Extract every line below, verbatim.

# start of Records to use

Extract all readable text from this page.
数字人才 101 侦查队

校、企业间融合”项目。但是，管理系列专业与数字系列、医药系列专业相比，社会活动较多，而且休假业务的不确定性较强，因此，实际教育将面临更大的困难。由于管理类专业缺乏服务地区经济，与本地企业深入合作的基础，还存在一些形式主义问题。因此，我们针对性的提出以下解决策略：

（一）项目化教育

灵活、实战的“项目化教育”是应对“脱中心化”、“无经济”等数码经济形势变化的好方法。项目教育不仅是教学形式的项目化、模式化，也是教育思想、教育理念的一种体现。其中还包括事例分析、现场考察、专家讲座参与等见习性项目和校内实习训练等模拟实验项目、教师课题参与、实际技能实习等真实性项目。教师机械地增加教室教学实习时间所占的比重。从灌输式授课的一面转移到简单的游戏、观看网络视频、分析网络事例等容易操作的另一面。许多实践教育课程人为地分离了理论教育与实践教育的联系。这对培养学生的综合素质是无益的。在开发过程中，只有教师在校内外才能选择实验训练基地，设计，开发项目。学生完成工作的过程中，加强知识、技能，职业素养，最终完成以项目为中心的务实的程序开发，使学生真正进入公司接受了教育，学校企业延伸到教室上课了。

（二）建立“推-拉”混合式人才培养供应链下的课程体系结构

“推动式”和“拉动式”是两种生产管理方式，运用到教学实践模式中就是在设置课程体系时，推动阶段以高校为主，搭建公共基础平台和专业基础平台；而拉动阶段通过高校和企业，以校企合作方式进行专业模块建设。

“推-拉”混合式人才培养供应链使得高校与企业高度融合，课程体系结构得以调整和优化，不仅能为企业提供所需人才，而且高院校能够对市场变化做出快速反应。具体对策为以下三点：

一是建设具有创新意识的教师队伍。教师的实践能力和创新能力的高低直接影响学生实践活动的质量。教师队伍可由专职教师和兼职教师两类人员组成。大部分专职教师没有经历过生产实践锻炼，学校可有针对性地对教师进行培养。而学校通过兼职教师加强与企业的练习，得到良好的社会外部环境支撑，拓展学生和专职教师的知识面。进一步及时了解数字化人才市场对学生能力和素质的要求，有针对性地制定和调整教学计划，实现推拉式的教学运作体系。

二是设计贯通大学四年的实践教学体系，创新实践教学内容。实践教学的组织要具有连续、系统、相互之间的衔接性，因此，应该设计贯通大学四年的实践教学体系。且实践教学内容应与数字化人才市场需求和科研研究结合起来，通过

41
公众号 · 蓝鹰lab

# end of Records to use

▶ [Solution to the problem]
Extract all readable text from this page.
数字人才 101 侦查队

校、企业间融合”项目。但是，管理系列专业与数字系列、医药系列专业相比，社会活动较多，而且休假业务的不确定性较强，因此，实际教育将面临更大的困难。由于管理类专业缺乏服务地区经济，与本地企业深入合作的基础，还存在一些形式主义问题。因此，我们针对性的提出以下解决策略：

（一）项目化教育

灵活、实战的“项目化教育”是应对“脱中心化”、“无经济”等数码经济形势变化的好方法。项目教育不仅是教学形式的项目化、模式化，也是教育思想、教育理念的一种体现。其中还包括事例分析、现场考察、专家讲座参与等见习性项目和校内实习训练等模拟实验项目、教师课题参与、实际技能实习等真实性项目。教师机械地增加教室教学实习时间所占的比重。从灌输式授课的一面转移到简单的游戏、观看网络视频、分析网络事例等容易操作的另一面。许多实践教育课程人为地分离了理论教育与实践教育的联系。这对培养学生的综合素质是无益的。在开发过程中，只有教师在校内外才能选择实验训练基地，设计，开发项目。学生完成工作的过程中，加强知识、技能，职业素养，最终完成以项目为中心的务实的程序开发，使学生真正进入公司接受了教育，学校企业延伸到教室上课了。

（二）建立“推-拉”混合式人才培养供应链下的课程体系结构

“推动式”和“拉动式”是两种生产管理方式，运用到教学实践模式中就是在设置课程体系时，推动阶段以高校为主，搭建公共基础平台和专业基础平台；而拉动阶段通过高校和企业，以校企合作方式进行专业模块建设。

“推-拉”混合式人才培养供应链使得高校与企业高度融合，课程体系结构得以调整和优化，不仅能为企业提供所需人才，而且高院校能够对市场变化做出快速反应。具体对策为以下三点：

一是建设具有创新意识的教师队伍。教师的实践能力和创新能力的高低直接影响学生实践活动的质量。教师队伍可由专职教师和兼职教师两类人员组成。大部分专职教师没有经历过生产实践锻炼，学校可有针对性地对教师进行培养。而学校通过兼职教师加强与企业的练习，得到良好的社会外部环境支撑，拓展学生和专职教师的知识面。进一步及时了解数字化人才市场对学生能力和素质的要求，有针对性地制定和调整教学计划，实现推拉式的教学运作体系。

二是设计贯通大学四年的实践教学体系，创新实践教学内容。实践教学的组织要具有连续、系统、相互之间的衔接性，因此，应该设计贯通大学四年的实践教学体系。且实践教学内容应与数字化人才市场需求和科研研究结合起来，通过

41
公众号 · 蓝鹰lab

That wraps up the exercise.